[Reading text]
Brackley Care Home has won the inaugural Kingsley Healthcare Green Garden Competition with an impressive range of projects involving residents, staff and the wider community.

Kingsley, a UK top 20 ranked large care home group (carehome.co.uk), challenged staff at its homes around the country to show their green credentials by devising schemes to improve the environment.

Projects included sensory gardens to enhance resident wellbeing, vegetable and herb gardens to supply the kitchen and a variety of schemes to attract wildlife – even one including a creative squirrel obstacle course at Gower Gardens, in the West Midlands!

Kingsley co-founder Sumi Thayan, one of the judges from the company’s operations team, said: “We had a fantastic response.  Enhancing the beautiful gardens of our care homes is the perfect way to demonstrate our commitment to green values as well as improving amenities for our residents.”

What impressed judges so much about Brackley Care Home was the way the whole community had become involved in transforming the garden into a green oasis since its opening in Wellington Road, Brackley, Northamptonshire, at the end of 2020.

The home’s Customer Relations Manager, Julie Wilson, said: “Starting from scratch, we are delighted with what we have achieved. So many people have played their part, including the children from local schools who entered our competition to design an area of the garden for visiting families.”

Raised beds were an impressive feature of the garden, allowing residents and staff to grow vegetables, herbs and fruit for use in the kitchen.

Activities lead Barbara Foley said the absolute foundation of a successful garden was really good soil which resulted from really good compost.

“We have a double compost heap which we started about 18 months ago and our wonderful kitchen staff place all vegetable peelings there, which we then turn into compost,” she said.

The Brackley team has also focused on encouraging local wildlife, including birds, bees, hedgehogs, foxes, and on one occasion a weasel.

Mrs Foley said: “We have linked up with Brackley Hogwatch which is an amazing charity that monitors, protects and rehabilitates hedgehogs. We were lucky enough to have a hedgehog house donated to us and we have placed that in a quiet sheltered spot in our garden.”

Over the past couple of years, they had been encouraging birds to visit the garden and take up residence in nesting boxes which were decorated by residents and placed in sheltered places.

“Our residents also decorated bug boxes which have been placed along our fence and these will encourage ladybirds, solitary bees, solitary wasps, spiders and wood lice which perform the necessary task of breaking down leaf matter,” she said.

[Supplied data]
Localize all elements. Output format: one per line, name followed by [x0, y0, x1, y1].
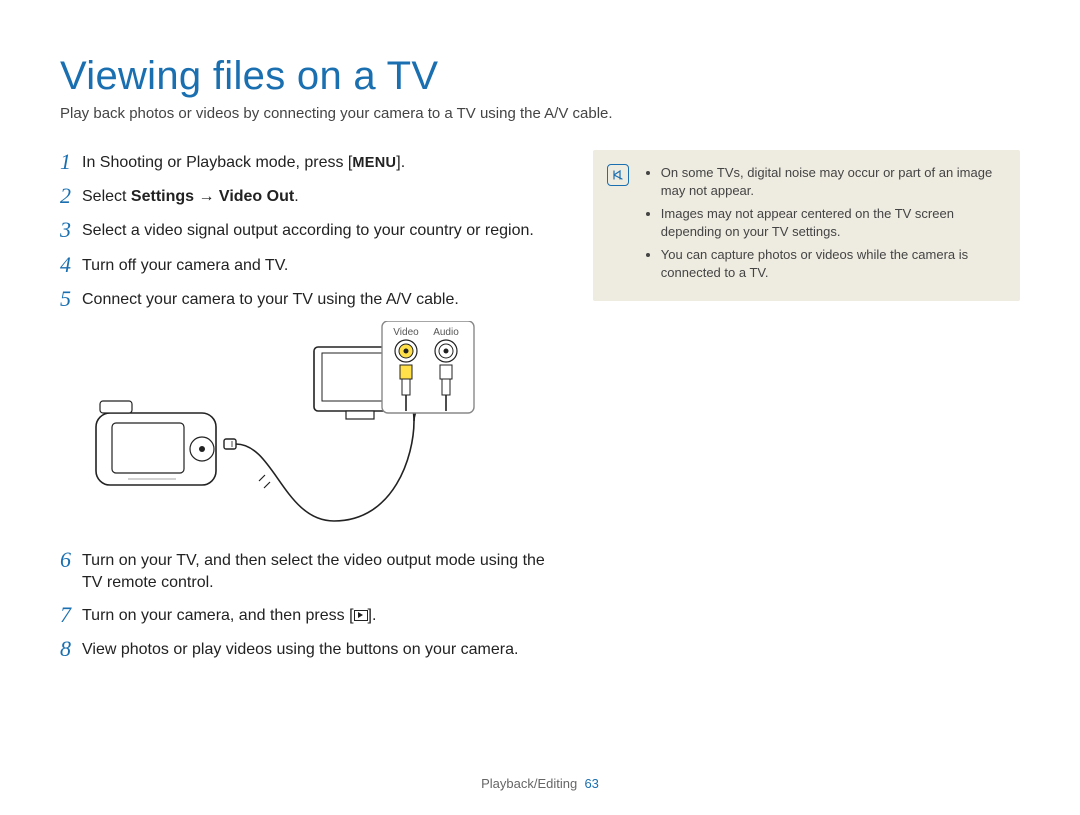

[Exercise goal] Copy the garden competition article from the words "Projects included sensory" through "the West Midlands!", renaming "squirrel obstacle course" to "hedgehog obstacle course".

[Completed exercise]
Projects included sensory gardens to enhance resident wellbeing, vegetable and herb gardens to supply the kitchen and a variety of schemes to attract wildlife – even one including a creative hedgehog obstacle course at Gower Gardens, in the West Midlands!